AIM OF THE EXERCISE => Locate the word "Southglen" in the material, then show every line that holds it.

[Dataset records]
- - - - - - -
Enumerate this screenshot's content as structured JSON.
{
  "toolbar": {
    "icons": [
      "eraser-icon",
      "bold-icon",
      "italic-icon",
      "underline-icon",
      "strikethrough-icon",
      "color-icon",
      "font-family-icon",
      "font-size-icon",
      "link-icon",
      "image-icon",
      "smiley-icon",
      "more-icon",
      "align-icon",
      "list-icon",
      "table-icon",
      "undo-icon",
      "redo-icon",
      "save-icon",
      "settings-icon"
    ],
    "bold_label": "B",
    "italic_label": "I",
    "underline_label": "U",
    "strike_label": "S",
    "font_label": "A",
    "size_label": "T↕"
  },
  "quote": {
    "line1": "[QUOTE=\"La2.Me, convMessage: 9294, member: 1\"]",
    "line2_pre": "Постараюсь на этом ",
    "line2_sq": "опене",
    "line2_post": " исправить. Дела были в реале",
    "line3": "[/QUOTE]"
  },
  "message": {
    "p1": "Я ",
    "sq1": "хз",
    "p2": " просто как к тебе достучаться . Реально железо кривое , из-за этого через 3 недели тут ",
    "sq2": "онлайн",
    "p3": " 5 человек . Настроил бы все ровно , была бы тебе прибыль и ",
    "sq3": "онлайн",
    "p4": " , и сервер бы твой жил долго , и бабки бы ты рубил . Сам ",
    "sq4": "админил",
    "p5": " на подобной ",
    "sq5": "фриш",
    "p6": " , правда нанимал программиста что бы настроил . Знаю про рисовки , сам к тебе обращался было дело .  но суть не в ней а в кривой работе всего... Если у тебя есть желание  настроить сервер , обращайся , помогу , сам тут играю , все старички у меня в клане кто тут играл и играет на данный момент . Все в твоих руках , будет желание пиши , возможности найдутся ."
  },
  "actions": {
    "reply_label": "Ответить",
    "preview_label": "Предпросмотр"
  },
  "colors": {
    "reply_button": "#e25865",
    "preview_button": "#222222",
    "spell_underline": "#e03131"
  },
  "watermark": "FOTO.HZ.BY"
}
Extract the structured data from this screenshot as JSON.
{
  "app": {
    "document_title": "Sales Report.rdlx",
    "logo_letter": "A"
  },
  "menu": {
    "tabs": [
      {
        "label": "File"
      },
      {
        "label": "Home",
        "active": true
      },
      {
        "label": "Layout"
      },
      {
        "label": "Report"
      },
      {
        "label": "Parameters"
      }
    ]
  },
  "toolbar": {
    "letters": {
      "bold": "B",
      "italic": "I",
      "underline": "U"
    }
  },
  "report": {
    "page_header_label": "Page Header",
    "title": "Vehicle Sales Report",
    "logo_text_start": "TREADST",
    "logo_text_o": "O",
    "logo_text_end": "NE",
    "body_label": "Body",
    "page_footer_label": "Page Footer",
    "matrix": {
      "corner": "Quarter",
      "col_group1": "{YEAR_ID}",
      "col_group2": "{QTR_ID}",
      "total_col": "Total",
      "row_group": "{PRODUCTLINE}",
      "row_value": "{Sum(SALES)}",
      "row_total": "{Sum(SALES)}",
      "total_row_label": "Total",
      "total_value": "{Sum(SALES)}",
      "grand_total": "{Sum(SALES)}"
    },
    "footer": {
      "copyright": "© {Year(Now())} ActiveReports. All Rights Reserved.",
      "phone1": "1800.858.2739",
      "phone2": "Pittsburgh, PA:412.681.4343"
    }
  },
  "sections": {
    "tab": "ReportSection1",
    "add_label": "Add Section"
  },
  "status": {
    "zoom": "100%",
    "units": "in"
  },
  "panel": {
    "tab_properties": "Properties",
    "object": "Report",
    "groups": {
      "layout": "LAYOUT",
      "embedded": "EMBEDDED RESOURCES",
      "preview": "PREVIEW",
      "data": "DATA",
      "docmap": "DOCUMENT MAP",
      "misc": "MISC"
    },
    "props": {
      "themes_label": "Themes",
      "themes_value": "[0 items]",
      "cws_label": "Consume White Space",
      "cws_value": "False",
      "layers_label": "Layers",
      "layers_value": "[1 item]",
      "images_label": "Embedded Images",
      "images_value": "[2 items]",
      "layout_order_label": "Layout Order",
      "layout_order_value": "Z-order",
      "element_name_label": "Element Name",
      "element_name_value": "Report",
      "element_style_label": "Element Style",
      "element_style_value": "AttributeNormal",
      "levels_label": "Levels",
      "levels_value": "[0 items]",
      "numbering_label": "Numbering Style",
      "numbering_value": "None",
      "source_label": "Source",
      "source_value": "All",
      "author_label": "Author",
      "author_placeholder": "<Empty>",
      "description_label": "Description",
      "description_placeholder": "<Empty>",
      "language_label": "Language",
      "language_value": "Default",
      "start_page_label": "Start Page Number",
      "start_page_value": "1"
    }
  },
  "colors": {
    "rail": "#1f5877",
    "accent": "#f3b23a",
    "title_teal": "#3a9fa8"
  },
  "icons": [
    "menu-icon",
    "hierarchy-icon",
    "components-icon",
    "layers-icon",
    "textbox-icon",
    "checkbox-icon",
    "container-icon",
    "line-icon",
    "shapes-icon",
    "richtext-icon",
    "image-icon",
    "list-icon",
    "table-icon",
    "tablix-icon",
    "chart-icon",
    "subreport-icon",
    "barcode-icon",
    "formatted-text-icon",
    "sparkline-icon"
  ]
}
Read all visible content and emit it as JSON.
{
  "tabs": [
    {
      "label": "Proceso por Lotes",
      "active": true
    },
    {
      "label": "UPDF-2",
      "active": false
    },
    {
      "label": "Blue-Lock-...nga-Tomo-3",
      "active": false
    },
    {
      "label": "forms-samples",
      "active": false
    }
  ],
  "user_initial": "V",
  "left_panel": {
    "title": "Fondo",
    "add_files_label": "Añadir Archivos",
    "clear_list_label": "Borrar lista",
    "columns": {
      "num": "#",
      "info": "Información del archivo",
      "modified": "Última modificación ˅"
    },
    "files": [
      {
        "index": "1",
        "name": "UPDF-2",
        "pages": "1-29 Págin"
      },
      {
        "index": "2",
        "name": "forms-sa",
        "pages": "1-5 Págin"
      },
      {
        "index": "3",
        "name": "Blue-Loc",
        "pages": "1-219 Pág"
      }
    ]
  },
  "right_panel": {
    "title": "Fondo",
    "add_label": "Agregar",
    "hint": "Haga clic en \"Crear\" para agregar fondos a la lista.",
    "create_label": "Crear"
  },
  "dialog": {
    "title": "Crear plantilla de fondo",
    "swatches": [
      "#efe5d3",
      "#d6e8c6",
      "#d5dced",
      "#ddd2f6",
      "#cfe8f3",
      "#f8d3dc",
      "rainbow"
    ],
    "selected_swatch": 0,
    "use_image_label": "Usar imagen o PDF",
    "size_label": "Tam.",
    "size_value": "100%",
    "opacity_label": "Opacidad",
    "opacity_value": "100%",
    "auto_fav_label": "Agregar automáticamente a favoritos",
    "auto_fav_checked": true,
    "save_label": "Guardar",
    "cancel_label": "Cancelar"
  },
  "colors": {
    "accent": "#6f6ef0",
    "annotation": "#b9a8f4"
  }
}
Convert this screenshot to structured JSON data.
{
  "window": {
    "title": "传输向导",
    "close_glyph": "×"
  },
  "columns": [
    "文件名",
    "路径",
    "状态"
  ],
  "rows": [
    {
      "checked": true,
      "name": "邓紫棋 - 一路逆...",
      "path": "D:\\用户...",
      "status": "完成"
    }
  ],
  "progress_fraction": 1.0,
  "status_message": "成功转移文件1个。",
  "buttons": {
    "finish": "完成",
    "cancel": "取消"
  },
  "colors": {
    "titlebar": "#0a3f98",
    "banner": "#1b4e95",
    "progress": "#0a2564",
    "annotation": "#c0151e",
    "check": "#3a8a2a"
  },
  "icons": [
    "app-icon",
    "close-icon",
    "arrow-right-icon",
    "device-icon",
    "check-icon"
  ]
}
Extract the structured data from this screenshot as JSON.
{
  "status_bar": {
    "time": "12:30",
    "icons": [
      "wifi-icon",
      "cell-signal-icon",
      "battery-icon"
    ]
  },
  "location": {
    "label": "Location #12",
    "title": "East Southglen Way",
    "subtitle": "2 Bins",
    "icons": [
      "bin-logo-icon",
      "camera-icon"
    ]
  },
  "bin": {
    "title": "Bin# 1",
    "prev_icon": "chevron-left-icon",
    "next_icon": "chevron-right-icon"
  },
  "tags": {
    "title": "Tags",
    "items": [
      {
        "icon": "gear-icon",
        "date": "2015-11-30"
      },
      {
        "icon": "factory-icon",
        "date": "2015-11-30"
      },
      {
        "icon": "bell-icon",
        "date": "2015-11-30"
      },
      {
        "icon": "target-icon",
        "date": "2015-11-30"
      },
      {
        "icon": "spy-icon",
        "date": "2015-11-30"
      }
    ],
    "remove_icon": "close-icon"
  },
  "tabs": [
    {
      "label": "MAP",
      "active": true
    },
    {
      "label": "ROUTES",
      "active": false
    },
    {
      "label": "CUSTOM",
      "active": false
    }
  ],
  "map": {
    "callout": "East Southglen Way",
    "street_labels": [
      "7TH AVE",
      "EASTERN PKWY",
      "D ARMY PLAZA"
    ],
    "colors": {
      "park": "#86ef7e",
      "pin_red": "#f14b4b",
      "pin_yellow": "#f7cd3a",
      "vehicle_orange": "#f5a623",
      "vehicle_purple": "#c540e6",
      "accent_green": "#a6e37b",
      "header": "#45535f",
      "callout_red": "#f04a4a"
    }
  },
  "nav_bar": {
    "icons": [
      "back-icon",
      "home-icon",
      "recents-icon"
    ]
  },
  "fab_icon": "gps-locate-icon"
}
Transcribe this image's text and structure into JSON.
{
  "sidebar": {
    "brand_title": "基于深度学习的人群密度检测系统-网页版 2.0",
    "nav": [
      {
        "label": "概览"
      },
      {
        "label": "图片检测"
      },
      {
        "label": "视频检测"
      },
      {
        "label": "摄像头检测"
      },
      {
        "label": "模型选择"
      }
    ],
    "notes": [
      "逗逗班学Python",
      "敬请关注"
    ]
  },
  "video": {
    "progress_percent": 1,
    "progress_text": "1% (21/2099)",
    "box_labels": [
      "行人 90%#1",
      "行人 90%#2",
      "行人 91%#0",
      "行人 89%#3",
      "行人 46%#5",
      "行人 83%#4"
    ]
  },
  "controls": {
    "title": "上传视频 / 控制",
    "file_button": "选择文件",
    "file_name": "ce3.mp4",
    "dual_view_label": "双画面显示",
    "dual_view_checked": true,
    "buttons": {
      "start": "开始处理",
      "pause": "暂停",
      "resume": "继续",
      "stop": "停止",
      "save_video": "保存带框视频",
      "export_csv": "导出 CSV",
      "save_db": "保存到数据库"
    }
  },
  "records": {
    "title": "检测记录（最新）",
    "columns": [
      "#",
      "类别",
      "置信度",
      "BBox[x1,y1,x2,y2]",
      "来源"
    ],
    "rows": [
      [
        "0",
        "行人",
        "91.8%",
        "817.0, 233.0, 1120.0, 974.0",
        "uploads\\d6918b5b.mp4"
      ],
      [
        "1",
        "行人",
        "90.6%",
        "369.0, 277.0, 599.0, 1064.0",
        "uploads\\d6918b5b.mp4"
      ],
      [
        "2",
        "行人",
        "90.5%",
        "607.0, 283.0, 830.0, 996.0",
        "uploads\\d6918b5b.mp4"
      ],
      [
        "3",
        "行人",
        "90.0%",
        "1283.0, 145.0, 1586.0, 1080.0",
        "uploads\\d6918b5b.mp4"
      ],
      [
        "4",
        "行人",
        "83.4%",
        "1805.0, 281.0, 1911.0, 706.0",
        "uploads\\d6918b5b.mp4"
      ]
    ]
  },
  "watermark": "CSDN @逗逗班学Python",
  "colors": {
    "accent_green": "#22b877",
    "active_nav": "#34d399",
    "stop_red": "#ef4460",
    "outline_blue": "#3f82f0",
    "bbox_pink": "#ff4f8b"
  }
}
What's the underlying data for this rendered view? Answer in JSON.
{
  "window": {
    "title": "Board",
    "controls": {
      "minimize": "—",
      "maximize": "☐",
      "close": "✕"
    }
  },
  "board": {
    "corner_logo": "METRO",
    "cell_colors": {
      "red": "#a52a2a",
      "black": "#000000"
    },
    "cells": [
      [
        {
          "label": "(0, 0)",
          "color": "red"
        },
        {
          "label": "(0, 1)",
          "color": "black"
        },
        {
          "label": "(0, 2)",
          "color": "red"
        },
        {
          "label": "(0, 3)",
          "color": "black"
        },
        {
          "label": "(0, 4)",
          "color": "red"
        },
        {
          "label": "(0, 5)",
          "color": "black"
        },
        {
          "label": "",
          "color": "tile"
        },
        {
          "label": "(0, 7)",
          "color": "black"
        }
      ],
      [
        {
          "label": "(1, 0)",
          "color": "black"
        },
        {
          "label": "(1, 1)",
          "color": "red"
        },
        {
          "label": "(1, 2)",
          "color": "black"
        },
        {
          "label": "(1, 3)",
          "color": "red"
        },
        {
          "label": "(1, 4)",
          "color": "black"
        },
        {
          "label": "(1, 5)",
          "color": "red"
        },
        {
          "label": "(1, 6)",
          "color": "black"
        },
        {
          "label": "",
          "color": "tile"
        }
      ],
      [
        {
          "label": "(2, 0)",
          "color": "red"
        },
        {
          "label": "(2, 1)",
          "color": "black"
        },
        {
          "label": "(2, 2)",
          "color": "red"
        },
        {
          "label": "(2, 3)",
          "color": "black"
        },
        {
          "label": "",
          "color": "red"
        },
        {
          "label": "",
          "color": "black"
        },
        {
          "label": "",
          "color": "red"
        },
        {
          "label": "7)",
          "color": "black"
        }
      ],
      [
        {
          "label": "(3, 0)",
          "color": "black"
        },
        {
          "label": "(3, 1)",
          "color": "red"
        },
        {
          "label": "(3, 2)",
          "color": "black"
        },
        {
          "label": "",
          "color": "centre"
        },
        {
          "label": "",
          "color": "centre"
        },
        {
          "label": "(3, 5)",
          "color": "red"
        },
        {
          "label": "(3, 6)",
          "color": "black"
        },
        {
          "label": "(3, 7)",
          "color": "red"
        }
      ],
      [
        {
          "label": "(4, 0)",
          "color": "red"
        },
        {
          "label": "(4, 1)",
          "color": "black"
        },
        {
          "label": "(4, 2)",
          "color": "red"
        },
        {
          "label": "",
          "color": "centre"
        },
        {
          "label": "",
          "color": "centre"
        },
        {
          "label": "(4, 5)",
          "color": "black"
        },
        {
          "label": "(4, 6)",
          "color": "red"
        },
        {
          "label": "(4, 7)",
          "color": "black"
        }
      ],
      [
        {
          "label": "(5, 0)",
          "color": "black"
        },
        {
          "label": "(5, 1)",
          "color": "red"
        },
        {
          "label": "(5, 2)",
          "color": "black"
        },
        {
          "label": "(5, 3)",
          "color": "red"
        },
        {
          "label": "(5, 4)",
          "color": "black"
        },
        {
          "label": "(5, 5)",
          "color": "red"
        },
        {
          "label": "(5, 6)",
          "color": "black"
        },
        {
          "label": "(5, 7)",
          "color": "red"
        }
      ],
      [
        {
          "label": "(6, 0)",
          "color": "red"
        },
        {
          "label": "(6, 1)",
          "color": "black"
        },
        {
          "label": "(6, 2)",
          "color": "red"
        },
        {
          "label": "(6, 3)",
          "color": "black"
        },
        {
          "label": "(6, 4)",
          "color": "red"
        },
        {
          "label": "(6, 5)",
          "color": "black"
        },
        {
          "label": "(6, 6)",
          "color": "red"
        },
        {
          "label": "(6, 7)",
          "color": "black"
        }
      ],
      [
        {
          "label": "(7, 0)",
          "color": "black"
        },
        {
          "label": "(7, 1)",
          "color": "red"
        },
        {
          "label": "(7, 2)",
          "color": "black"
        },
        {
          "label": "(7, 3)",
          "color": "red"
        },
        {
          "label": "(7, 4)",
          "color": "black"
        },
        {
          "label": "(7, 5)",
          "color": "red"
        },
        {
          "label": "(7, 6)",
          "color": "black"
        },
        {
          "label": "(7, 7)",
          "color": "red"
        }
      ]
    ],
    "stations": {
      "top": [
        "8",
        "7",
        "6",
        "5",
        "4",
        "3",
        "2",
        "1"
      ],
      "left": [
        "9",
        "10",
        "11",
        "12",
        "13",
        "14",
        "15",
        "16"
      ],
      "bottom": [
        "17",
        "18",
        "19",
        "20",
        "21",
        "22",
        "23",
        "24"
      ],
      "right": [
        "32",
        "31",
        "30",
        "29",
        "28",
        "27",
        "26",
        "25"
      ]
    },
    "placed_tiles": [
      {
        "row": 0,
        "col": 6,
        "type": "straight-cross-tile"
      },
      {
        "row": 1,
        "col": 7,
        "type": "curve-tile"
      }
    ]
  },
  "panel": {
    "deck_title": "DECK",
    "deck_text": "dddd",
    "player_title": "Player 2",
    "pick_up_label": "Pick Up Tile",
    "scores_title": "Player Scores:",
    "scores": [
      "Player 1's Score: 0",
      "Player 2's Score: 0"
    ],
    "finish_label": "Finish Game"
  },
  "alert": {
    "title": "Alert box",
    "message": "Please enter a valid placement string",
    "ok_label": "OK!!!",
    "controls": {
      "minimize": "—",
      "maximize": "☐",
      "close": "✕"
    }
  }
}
- - - - - - -
OUTPUT FOR THIS TASK =>
    "title": "East Southglen Way",
    "callout": "East Southglen Way",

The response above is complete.